■ **WORK TO COMPLETE**
Copy out verbatim everything from the beginning of the entries down to and including the line that contains "milestone-label: 3B xyxy=(553,547,571,554)".

--- Start RAW DATA ---

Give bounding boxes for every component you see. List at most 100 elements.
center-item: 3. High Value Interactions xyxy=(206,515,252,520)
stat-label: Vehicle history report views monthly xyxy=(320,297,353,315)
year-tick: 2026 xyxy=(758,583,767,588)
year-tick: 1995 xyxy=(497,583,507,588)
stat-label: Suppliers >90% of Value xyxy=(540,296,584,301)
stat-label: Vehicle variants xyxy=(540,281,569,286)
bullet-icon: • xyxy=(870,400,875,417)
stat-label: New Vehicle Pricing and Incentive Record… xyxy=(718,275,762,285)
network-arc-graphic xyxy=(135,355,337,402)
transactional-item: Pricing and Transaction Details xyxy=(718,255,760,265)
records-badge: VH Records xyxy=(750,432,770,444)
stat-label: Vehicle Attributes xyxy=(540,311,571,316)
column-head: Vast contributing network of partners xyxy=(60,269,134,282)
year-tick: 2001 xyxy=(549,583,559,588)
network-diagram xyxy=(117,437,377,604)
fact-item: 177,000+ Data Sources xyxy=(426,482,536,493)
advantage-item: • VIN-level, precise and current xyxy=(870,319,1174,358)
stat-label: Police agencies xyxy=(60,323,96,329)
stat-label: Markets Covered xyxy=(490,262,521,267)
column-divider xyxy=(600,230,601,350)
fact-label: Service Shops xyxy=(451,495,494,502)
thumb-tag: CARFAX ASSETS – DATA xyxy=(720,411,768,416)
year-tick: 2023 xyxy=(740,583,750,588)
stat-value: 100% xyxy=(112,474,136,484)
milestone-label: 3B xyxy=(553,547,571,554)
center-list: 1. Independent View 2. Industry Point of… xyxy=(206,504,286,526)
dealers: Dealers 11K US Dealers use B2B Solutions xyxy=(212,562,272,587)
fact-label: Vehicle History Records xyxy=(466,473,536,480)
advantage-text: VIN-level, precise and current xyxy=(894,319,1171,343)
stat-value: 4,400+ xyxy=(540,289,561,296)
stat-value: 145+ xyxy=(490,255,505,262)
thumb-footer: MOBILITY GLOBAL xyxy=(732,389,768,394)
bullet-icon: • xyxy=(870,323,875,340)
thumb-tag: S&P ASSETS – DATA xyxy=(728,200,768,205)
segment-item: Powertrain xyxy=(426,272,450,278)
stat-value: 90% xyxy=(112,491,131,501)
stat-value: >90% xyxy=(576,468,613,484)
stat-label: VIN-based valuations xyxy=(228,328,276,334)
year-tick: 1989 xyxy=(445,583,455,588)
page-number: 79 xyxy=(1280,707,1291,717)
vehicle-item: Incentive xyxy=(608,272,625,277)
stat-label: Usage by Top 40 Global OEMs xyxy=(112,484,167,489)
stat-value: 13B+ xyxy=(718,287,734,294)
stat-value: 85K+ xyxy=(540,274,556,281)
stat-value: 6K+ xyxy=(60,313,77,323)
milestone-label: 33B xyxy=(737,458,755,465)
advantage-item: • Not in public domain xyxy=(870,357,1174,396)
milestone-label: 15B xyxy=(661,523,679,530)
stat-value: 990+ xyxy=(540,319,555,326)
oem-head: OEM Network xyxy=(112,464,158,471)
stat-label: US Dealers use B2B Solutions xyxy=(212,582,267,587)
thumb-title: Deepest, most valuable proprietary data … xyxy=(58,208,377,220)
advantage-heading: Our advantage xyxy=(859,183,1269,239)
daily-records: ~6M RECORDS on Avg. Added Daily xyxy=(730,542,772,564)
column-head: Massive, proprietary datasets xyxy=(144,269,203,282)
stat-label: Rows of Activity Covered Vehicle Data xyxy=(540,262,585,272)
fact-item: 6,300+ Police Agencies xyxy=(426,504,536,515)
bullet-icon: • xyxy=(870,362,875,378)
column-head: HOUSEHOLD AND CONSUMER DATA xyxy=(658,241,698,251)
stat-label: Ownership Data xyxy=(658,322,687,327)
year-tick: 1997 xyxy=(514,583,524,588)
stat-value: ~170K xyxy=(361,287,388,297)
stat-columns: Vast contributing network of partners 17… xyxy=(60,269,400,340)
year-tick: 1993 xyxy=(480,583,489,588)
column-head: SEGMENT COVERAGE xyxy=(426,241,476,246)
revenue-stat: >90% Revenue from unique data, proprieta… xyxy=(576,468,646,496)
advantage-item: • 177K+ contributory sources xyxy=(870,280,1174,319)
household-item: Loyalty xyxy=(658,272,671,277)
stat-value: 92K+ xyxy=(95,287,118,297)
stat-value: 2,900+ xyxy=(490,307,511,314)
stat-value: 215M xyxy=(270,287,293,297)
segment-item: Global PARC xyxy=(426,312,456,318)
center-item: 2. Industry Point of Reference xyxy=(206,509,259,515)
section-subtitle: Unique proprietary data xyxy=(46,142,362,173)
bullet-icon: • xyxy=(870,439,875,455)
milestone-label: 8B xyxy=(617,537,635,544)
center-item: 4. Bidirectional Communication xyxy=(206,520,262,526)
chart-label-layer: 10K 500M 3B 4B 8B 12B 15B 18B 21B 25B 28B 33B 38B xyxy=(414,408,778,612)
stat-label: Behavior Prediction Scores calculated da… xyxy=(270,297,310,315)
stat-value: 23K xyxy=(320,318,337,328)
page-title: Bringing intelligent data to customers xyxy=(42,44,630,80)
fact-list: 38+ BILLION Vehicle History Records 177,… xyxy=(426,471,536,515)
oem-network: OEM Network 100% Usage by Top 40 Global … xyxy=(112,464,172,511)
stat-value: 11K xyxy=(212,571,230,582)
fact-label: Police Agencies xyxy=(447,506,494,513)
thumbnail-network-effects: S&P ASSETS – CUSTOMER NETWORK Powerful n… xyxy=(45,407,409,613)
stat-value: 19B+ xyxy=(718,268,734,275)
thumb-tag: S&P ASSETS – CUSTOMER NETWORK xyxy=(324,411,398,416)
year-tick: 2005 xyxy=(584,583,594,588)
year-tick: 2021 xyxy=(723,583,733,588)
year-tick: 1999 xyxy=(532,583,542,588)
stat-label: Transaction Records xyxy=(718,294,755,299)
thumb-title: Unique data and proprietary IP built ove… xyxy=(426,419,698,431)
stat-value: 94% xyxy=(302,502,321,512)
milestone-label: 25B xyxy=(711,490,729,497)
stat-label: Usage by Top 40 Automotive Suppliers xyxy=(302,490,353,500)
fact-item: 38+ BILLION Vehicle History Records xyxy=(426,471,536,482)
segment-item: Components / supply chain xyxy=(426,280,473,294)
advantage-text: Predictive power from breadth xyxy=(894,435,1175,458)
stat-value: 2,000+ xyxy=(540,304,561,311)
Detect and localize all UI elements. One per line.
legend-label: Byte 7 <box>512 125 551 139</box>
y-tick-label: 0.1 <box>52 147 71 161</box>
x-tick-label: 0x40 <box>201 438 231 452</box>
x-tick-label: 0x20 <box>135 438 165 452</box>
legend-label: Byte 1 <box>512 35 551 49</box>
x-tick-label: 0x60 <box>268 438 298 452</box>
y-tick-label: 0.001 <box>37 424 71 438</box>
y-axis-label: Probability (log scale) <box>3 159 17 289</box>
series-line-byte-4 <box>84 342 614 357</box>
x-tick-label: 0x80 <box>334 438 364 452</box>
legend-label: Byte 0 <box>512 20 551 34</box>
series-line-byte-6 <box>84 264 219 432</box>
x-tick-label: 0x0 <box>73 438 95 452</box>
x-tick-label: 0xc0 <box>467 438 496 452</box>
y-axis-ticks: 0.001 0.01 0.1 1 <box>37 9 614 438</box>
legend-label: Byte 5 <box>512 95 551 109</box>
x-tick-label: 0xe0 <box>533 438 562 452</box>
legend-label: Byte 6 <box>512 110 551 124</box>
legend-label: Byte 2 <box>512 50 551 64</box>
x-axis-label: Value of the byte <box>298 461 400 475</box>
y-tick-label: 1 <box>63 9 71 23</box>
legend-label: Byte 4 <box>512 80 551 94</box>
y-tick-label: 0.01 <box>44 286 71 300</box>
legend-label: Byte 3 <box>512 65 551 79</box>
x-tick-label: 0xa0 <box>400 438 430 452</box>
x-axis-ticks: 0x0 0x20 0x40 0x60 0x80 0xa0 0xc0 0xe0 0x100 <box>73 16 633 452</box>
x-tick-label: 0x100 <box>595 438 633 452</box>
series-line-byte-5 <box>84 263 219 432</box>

--- End RAW DATA ---

■ **TASK ANSWER**
Give bounding boxes for every component you see. List at most 100 elements.
center-item: 3. High Value Interactions xyxy=(206,515,252,520)
stat-label: Vehicle history report views monthly xyxy=(320,297,353,315)
year-tick: 2026 xyxy=(758,583,767,588)
year-tick: 1995 xyxy=(497,583,507,588)
stat-label: Suppliers >90% of Value xyxy=(540,296,584,301)
stat-label: Vehicle variants xyxy=(540,281,569,286)
bullet-icon: • xyxy=(870,400,875,417)
stat-label: New Vehicle Pricing and Incentive Record… xyxy=(718,275,762,285)
network-arc-graphic xyxy=(135,355,337,402)
transactional-item: Pricing and Transaction Details xyxy=(718,255,760,265)
records-badge: VH Records xyxy=(750,432,770,444)
stat-label: Vehicle Attributes xyxy=(540,311,571,316)
column-head: Vast contributing network of partners xyxy=(60,269,134,282)
year-tick: 2001 xyxy=(549,583,559,588)
network-diagram xyxy=(117,437,377,604)
fact-item: 177,000+ Data Sources xyxy=(426,482,536,493)
advantage-item: • VIN-level, precise and current xyxy=(870,319,1174,358)
stat-label: Police agencies xyxy=(60,323,96,329)
stat-label: Markets Covered xyxy=(490,262,521,267)
column-divider xyxy=(600,230,601,350)
fact-label: Service Shops xyxy=(451,495,494,502)
thumb-tag: CARFAX ASSETS – DATA xyxy=(720,411,768,416)
year-tick: 2023 xyxy=(740,583,750,588)
stat-value: 100% xyxy=(112,474,136,484)
milestone-label: 3B xyxy=(553,547,571,554)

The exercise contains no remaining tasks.